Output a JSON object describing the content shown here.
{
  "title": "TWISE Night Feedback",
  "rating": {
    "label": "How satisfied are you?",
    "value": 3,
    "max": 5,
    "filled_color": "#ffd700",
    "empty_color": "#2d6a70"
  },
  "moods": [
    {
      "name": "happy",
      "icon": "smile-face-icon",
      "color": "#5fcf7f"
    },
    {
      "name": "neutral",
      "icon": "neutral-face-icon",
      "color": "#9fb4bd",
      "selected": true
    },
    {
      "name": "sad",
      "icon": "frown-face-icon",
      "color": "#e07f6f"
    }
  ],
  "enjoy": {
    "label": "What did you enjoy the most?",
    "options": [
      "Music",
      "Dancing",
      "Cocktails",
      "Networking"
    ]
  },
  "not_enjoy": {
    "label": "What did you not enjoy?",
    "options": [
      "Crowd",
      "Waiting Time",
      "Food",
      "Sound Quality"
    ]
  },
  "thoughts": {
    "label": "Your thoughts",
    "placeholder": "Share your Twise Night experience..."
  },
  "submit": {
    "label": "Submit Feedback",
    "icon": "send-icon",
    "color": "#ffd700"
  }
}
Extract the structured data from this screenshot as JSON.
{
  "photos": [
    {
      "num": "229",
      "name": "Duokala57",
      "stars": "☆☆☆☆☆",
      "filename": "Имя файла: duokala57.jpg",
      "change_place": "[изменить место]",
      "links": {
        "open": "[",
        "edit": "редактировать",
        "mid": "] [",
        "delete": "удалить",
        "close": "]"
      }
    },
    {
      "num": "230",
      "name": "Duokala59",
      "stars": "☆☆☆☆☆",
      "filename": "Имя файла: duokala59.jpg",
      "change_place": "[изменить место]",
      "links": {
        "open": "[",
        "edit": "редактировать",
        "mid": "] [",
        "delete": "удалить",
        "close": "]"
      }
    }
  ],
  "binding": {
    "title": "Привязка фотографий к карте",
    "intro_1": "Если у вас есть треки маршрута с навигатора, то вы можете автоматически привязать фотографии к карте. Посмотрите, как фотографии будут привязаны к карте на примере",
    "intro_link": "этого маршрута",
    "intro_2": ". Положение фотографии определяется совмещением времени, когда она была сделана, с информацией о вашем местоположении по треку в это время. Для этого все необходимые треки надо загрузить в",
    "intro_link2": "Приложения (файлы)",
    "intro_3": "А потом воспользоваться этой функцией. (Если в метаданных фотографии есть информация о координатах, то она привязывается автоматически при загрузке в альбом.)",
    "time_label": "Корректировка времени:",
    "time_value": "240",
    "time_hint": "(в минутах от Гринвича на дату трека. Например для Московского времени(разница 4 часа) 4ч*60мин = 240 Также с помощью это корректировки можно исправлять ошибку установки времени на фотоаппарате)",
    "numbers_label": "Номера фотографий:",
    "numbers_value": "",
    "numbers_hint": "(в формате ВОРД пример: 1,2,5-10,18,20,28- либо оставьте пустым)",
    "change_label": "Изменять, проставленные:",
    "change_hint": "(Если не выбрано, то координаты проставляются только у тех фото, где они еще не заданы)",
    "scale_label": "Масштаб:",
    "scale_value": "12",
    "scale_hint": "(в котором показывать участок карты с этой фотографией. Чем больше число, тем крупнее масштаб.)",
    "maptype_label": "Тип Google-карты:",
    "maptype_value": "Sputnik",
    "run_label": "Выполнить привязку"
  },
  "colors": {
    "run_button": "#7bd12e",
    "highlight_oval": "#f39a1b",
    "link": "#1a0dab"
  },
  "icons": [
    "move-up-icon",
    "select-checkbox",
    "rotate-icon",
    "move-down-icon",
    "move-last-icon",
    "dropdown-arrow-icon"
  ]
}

───

> **WHAT YOU NEED TO DO**
Look through the material above. Copy each line where the word "этого" appears.

> **FULL SOLUTION**
    "intro_link": "этого маршрута",
    "intro_2": ". Положение фотографии определяется совмещением времени, когда она была сделана, с информацией о вашем местоположении по треку в это время. Для этого все необходимые треки надо загрузить в",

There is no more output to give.